A run of records:
[Start]

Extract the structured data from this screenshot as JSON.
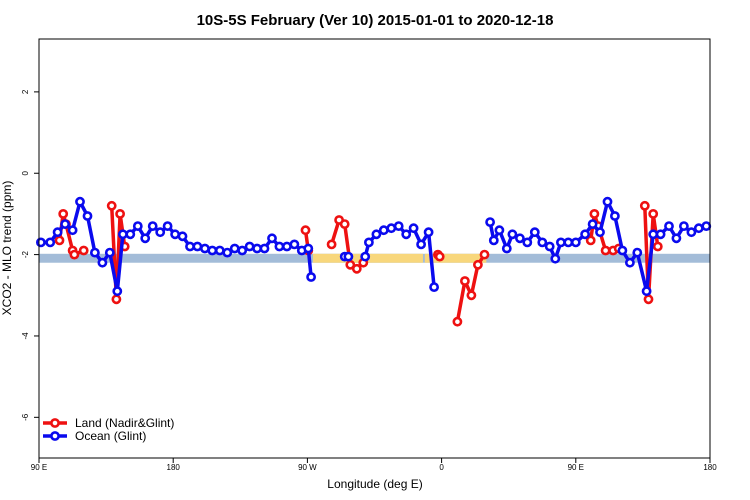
{
  "chart_data": {
    "type": "line",
    "title": "10S-5S February (Ver 10)   2015-01-01 to 2020-12-18",
    "xlabel": "Longitude (deg E)",
    "ylabel": "XCO2 - MLO trend (ppm)",
    "xlim": [
      90,
      450
    ],
    "ylim": [
      -7,
      3.3
    ],
    "x_ticks": [
      {
        "value": 90,
        "label": "90 E"
      },
      {
        "value": 162,
        "label": "180"
      },
      {
        "value": 234,
        "label": "90 W"
      },
      {
        "value": 306,
        "label": "0"
      },
      {
        "value": 378,
        "label": "90 E"
      },
      {
        "value": 450,
        "label": "180"
      }
    ],
    "y_ticks": [
      {
        "value": 2,
        "label": "2"
      },
      {
        "value": 0,
        "label": "0"
      },
      {
        "value": -2,
        "label": "-2"
      },
      {
        "value": -4,
        "label": "-4"
      },
      {
        "value": -6,
        "label": "-6"
      }
    ],
    "band": {
      "y_low": -2.2,
      "y_high": -1.98,
      "ocean_color": "#a3bcd8",
      "land_color": "#f8d77c",
      "land_ranges": [
        [
          237,
          296
        ],
        [
          297,
          330
        ]
      ]
    },
    "series": [
      {
        "name": "Land (Nadir&Glint)",
        "color": "#ee1111",
        "segments": [
          [
            [
              101,
              -1.65
            ],
            [
              103,
              -1.0
            ],
            [
              104.5,
              -1.25
            ],
            [
              108,
              -1.9
            ]
          ],
          [
            [
              109,
              -2.0
            ],
            [
              114,
              -1.9
            ]
          ],
          [
            [
              129,
              -0.8
            ],
            [
              131.5,
              -3.1
            ],
            [
              133.5,
              -1.0
            ],
            [
              136,
              -1.8
            ]
          ],
          [
            [
              233,
              -1.4
            ],
            [
              234.5,
              -1.9
            ]
          ],
          [
            [
              247,
              -1.75
            ],
            [
              251,
              -1.15
            ],
            [
              254,
              -1.25
            ],
            [
              257,
              -2.25
            ],
            [
              260.5,
              -2.35
            ],
            [
              264,
              -2.2
            ]
          ],
          [
            [
              304,
              -2.0
            ],
            [
              305,
              -2.05
            ]
          ],
          [
            [
              314.5,
              -3.65
            ],
            [
              318.5,
              -2.65
            ],
            [
              322,
              -3.0
            ],
            [
              325.5,
              -2.25
            ],
            [
              329,
              -2.0
            ]
          ],
          [
            [
              386,
              -1.65
            ],
            [
              388,
              -1.0
            ],
            [
              390,
              -1.3
            ],
            [
              394,
              -1.9
            ]
          ],
          [
            [
              398,
              -1.9
            ],
            [
              401,
              -1.85
            ]
          ],
          [
            [
              415,
              -0.8
            ],
            [
              417,
              -3.1
            ],
            [
              419.5,
              -1.0
            ],
            [
              422,
              -1.8
            ]
          ]
        ]
      },
      {
        "name": "Ocean (Glint)",
        "color": "#0a0aee",
        "segments": [
          [
            [
              91,
              -1.7
            ],
            [
              96,
              -1.7
            ],
            [
              100,
              -1.45
            ],
            [
              104,
              -1.25
            ],
            [
              108,
              -1.4
            ],
            [
              112,
              -0.7
            ],
            [
              116,
              -1.05
            ],
            [
              120,
              -1.95
            ],
            [
              124,
              -2.2
            ],
            [
              128,
              -1.95
            ],
            [
              132,
              -2.9
            ],
            [
              135,
              -1.5
            ],
            [
              139,
              -1.5
            ],
            [
              143,
              -1.3
            ],
            [
              147,
              -1.6
            ],
            [
              151,
              -1.3
            ],
            [
              155,
              -1.45
            ],
            [
              159,
              -1.3
            ],
            [
              163,
              -1.5
            ],
            [
              167,
              -1.55
            ],
            [
              171,
              -1.8
            ],
            [
              175,
              -1.8
            ],
            [
              179,
              -1.85
            ],
            [
              183,
              -1.9
            ],
            [
              187,
              -1.9
            ],
            [
              191,
              -1.95
            ],
            [
              195,
              -1.85
            ],
            [
              199,
              -1.9
            ],
            [
              203,
              -1.8
            ],
            [
              207,
              -1.85
            ],
            [
              211,
              -1.85
            ],
            [
              215,
              -1.6
            ],
            [
              219,
              -1.8
            ],
            [
              223,
              -1.8
            ],
            [
              227,
              -1.75
            ],
            [
              231,
              -1.9
            ],
            [
              234.5,
              -1.85
            ],
            [
              236,
              -2.55
            ]
          ],
          [
            [
              254,
              -2.05
            ],
            [
              256,
              -2.05
            ]
          ],
          [
            [
              265,
              -2.05
            ],
            [
              267,
              -1.7
            ],
            [
              271,
              -1.5
            ],
            [
              275,
              -1.4
            ],
            [
              279,
              -1.35
            ],
            [
              283,
              -1.3
            ],
            [
              287,
              -1.5
            ],
            [
              291,
              -1.35
            ],
            [
              295,
              -1.75
            ],
            [
              299,
              -1.45
            ],
            [
              302,
              -2.8
            ]
          ],
          [
            [
              332,
              -1.2
            ],
            [
              334,
              -1.65
            ],
            [
              337,
              -1.4
            ],
            [
              341,
              -1.85
            ],
            [
              344,
              -1.5
            ],
            [
              348,
              -1.6
            ],
            [
              352,
              -1.7
            ],
            [
              356,
              -1.45
            ],
            [
              360,
              -1.7
            ],
            [
              364,
              -1.8
            ],
            [
              367,
              -2.1
            ],
            [
              370,
              -1.7
            ],
            [
              374,
              -1.7
            ],
            [
              378,
              -1.7
            ],
            [
              383,
              -1.5
            ],
            [
              387,
              -1.25
            ],
            [
              391,
              -1.45
            ],
            [
              395,
              -0.7
            ],
            [
              399,
              -1.05
            ],
            [
              403,
              -1.9
            ],
            [
              407,
              -2.2
            ],
            [
              411,
              -1.95
            ],
            [
              416,
              -2.9
            ],
            [
              419.5,
              -1.5
            ],
            [
              423.5,
              -1.5
            ],
            [
              428,
              -1.3
            ],
            [
              432,
              -1.6
            ],
            [
              436,
              -1.3
            ],
            [
              440,
              -1.45
            ],
            [
              444,
              -1.35
            ],
            [
              448,
              -1.3
            ]
          ]
        ]
      }
    ]
  }
}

[End]

__Goal of the exercise__. Filter the records above for lines containing the word "value", and copy those lines.

__Task result__.
        "value": 90,
        "value": 162,
        "value": 234,
        "value": 306,
        "value": 378,
        "value": 450,
        "value": 2,
        "value": 0,
        "value": -2,
        "value": -4,
        "value": -6,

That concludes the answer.